Task brief:
Transcribe every entry word for word. Skip the pictures.

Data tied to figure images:
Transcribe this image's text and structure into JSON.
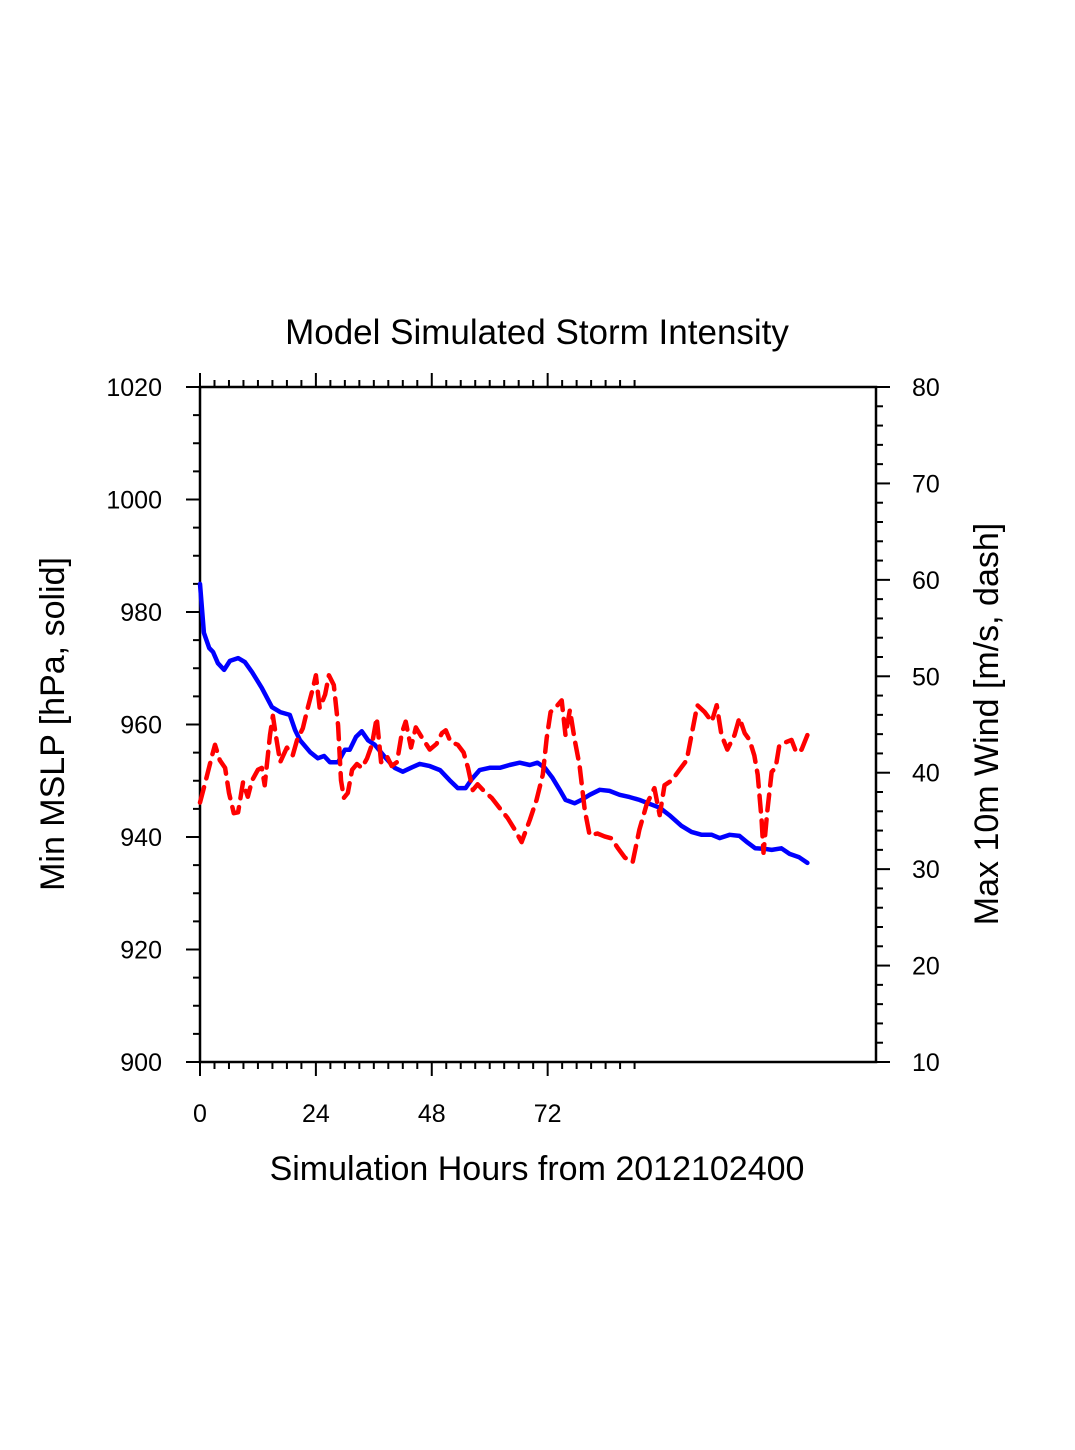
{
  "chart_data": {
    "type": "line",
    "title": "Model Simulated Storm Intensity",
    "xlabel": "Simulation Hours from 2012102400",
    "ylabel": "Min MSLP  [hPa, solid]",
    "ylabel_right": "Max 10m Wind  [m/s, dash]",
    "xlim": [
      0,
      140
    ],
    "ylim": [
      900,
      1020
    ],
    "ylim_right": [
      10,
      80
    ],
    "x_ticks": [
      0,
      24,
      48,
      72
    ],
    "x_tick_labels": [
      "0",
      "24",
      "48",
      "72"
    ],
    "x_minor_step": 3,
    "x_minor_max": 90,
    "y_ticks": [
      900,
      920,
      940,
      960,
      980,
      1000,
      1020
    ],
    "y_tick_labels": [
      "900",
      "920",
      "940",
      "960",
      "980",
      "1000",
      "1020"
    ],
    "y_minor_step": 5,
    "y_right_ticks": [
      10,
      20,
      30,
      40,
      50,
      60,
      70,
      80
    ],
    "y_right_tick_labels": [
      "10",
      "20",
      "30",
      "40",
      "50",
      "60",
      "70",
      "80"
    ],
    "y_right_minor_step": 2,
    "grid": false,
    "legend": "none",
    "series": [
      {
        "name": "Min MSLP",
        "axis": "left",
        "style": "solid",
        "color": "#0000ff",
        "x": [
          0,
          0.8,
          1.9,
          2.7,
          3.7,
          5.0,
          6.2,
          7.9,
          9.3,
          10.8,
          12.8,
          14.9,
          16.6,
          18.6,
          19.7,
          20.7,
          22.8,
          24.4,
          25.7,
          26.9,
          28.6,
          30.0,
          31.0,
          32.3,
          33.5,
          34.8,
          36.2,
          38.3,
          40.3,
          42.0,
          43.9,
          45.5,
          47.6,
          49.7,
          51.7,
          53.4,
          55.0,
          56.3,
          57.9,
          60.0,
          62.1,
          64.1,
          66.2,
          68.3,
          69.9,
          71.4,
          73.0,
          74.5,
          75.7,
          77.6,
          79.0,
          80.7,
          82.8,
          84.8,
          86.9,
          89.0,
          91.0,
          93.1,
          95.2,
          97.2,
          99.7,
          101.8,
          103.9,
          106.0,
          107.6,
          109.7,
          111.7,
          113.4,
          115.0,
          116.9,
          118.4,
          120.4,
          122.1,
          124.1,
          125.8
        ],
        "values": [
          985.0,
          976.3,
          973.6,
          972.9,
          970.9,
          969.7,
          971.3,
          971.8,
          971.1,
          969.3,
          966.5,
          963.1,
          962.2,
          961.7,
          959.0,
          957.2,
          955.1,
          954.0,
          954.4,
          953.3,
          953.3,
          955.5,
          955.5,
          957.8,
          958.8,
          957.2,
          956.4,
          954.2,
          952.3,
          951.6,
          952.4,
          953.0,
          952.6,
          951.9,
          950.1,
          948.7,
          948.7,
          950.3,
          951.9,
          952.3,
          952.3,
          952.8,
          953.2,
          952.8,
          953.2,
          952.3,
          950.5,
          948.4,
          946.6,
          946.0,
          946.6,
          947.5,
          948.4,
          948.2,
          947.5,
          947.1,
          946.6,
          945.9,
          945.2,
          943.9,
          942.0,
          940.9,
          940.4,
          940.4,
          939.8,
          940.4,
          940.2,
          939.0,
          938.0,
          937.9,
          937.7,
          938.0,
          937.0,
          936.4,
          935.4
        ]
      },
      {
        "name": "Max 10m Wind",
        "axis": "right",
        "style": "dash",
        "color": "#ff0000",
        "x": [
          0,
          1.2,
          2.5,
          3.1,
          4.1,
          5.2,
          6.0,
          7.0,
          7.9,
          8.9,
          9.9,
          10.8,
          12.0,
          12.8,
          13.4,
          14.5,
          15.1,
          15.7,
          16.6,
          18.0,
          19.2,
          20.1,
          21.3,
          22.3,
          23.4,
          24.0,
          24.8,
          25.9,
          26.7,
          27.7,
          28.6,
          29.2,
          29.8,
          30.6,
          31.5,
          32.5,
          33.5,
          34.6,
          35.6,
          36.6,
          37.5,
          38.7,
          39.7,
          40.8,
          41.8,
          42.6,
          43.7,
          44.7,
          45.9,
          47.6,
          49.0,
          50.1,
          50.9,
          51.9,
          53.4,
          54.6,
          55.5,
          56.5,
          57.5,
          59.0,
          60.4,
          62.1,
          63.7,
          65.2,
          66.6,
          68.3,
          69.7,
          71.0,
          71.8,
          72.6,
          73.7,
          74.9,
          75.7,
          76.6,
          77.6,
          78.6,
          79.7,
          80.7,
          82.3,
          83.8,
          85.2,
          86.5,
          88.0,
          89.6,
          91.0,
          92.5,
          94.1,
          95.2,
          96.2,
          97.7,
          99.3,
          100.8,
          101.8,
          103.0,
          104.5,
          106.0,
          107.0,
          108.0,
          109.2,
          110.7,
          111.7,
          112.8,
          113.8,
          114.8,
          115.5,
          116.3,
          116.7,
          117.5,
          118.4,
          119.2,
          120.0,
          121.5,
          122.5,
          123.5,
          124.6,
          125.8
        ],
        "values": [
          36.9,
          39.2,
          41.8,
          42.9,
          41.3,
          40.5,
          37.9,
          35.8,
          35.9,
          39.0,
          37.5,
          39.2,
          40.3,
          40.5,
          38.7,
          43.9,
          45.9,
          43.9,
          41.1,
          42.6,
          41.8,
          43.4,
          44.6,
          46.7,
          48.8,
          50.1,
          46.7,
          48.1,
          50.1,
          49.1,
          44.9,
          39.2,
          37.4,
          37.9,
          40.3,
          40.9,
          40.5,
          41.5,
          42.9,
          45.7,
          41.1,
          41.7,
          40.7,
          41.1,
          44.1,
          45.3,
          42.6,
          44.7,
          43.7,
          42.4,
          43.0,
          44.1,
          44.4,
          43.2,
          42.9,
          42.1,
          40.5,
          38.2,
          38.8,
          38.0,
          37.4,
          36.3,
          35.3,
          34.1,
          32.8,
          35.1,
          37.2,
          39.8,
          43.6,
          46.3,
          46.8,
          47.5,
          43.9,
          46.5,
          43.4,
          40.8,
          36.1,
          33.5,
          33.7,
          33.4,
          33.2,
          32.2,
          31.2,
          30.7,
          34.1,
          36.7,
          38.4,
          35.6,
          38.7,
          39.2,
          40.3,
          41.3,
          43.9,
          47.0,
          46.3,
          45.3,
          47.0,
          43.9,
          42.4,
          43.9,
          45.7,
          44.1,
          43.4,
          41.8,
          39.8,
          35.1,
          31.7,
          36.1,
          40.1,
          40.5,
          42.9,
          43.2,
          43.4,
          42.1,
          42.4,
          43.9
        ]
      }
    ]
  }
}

Correct answer:
Transcribe this image's text and structure into JSON.
{
  "chart_data": {
    "type": "line",
    "title": "Model Simulated Storm Intensity",
    "xlabel": "Simulation Hours from 2012102400",
    "ylabel": "Min MSLP  [hPa, solid]",
    "ylabel_right": "Max 10m Wind  [m/s, dash]",
    "xlim": [
      0,
      140
    ],
    "ylim": [
      900,
      1020
    ],
    "ylim_right": [
      10,
      80
    ],
    "x_ticks": [
      0,
      24,
      48,
      72
    ],
    "x_tick_labels": [
      "0",
      "24",
      "48",
      "72"
    ],
    "x_minor_step": 3,
    "x_minor_max": 90,
    "y_ticks": [
      900,
      920,
      940,
      960,
      980,
      1000,
      1020
    ],
    "y_tick_labels": [
      "900",
      "920",
      "940",
      "960",
      "980",
      "1000",
      "1020"
    ],
    "y_minor_step": 5,
    "y_right_ticks": [
      10,
      20,
      30,
      40,
      50,
      60,
      70,
      80
    ],
    "y_right_tick_labels": [
      "10",
      "20",
      "30",
      "40",
      "50",
      "60",
      "70",
      "80"
    ],
    "y_right_minor_step": 2,
    "grid": false,
    "legend": "none",
    "series": [
      {
        "name": "Min MSLP",
        "axis": "left",
        "style": "solid",
        "color": "#0000ff",
        "x": [
          0,
          0.8,
          1.9,
          2.7,
          3.7,
          5.0,
          6.2,
          7.9,
          9.3,
          10.8,
          12.8,
          14.9,
          16.6,
          18.6,
          19.7,
          20.7,
          22.8,
          24.4,
          25.7,
          26.9,
          28.6,
          30.0,
          31.0,
          32.3,
          33.5,
          34.8,
          36.2,
          38.3,
          40.3,
          42.0,
          43.9,
          45.5,
          47.6,
          49.7,
          51.7,
          53.4,
          55.0,
          56.3,
          57.9,
          60.0,
          62.1,
          64.1,
          66.2,
          68.3,
          69.9,
          71.4,
          73.0,
          74.5,
          75.7,
          77.6,
          79.0,
          80.7,
          82.8,
          84.8,
          86.9,
          89.0,
          91.0,
          93.1,
          95.2,
          97.2,
          99.7,
          101.8,
          103.9,
          106.0,
          107.6,
          109.7,
          111.7,
          113.4,
          115.0,
          116.9,
          118.4,
          120.4,
          122.1,
          124.1,
          125.8
        ],
        "values": [
          985.0,
          976.3,
          973.6,
          972.9,
          970.9,
          969.7,
          971.3,
          971.8,
          971.1,
          969.3,
          966.5,
          963.1,
          962.2,
          961.7,
          959.0,
          957.2,
          955.1,
          954.0,
          954.4,
          953.3,
          953.3,
          955.5,
          955.5,
          957.8,
          958.8,
          957.2,
          956.4,
          954.2,
          952.3,
          951.6,
          952.4,
          953.0,
          952.6,
          951.9,
          950.1,
          948.7,
          948.7,
          950.3,
          951.9,
          952.3,
          952.3,
          952.8,
          953.2,
          952.8,
          953.2,
          952.3,
          950.5,
          948.4,
          946.6,
          946.0,
          946.6,
          947.5,
          948.4,
          948.2,
          947.5,
          947.1,
          946.6,
          945.9,
          945.2,
          943.9,
          942.0,
          940.9,
          940.4,
          940.4,
          939.8,
          940.4,
          940.2,
          939.0,
          938.0,
          937.9,
          937.7,
          938.0,
          937.0,
          936.4,
          935.4
        ]
      },
      {
        "name": "Max 10m Wind",
        "axis": "right",
        "style": "dash",
        "color": "#ff0000",
        "x": [
          0,
          1.2,
          2.5,
          3.1,
          4.1,
          5.2,
          6.0,
          7.0,
          7.9,
          8.9,
          9.9,
          10.8,
          12.0,
          12.8,
          13.4,
          14.5,
          15.1,
          15.7,
          16.6,
          18.0,
          19.2,
          20.1,
          21.3,
          22.3,
          23.4,
          24.0,
          24.8,
          25.9,
          26.7,
          27.7,
          28.6,
          29.2,
          29.8,
          30.6,
          31.5,
          32.5,
          33.5,
          34.6,
          35.6,
          36.6,
          37.5,
          38.7,
          39.7,
          40.8,
          41.8,
          42.6,
          43.7,
          44.7,
          45.9,
          47.6,
          49.0,
          50.1,
          50.9,
          51.9,
          53.4,
          54.6,
          55.5,
          56.5,
          57.5,
          59.0,
          60.4,
          62.1,
          63.7,
          65.2,
          66.6,
          68.3,
          69.7,
          71.0,
          71.8,
          72.6,
          73.7,
          74.9,
          75.7,
          76.6,
          77.6,
          78.6,
          79.7,
          80.7,
          82.3,
          83.8,
          85.2,
          86.5,
          88.0,
          89.6,
          91.0,
          92.5,
          94.1,
          95.2,
          96.2,
          97.7,
          99.3,
          100.8,
          101.8,
          103.0,
          104.5,
          106.0,
          107.0,
          108.0,
          109.2,
          110.7,
          111.7,
          112.8,
          113.8,
          114.8,
          115.5,
          116.3,
          116.7,
          117.5,
          118.4,
          119.2,
          120.0,
          121.5,
          122.5,
          123.5,
          124.6,
          125.8
        ],
        "values": [
          36.9,
          39.2,
          41.8,
          42.9,
          41.3,
          40.5,
          37.9,
          35.8,
          35.9,
          39.0,
          37.5,
          39.2,
          40.3,
          40.5,
          38.7,
          43.9,
          45.9,
          43.9,
          41.1,
          42.6,
          41.8,
          43.4,
          44.6,
          46.7,
          48.8,
          50.1,
          46.7,
          48.1,
          50.1,
          49.1,
          44.9,
          39.2,
          37.4,
          37.9,
          40.3,
          40.9,
          40.5,
          41.5,
          42.9,
          45.7,
          41.1,
          41.7,
          40.7,
          41.1,
          44.1,
          45.3,
          42.6,
          44.7,
          43.7,
          42.4,
          43.0,
          44.1,
          44.4,
          43.2,
          42.9,
          42.1,
          40.5,
          38.2,
          38.8,
          38.0,
          37.4,
          36.3,
          35.3,
          34.1,
          32.8,
          35.1,
          37.2,
          39.8,
          43.6,
          46.3,
          46.8,
          47.5,
          43.9,
          46.5,
          43.4,
          40.8,
          36.1,
          33.5,
          33.7,
          33.4,
          33.2,
          32.2,
          31.2,
          30.7,
          34.1,
          36.7,
          38.4,
          35.6,
          38.7,
          39.2,
          40.3,
          41.3,
          43.9,
          47.0,
          46.3,
          45.3,
          47.0,
          43.9,
          42.4,
          43.9,
          45.7,
          44.1,
          43.4,
          41.8,
          39.8,
          35.1,
          31.7,
          36.1,
          40.1,
          40.5,
          42.9,
          43.2,
          43.4,
          42.1,
          42.4,
          43.9
        ]
      }
    ]
  }
}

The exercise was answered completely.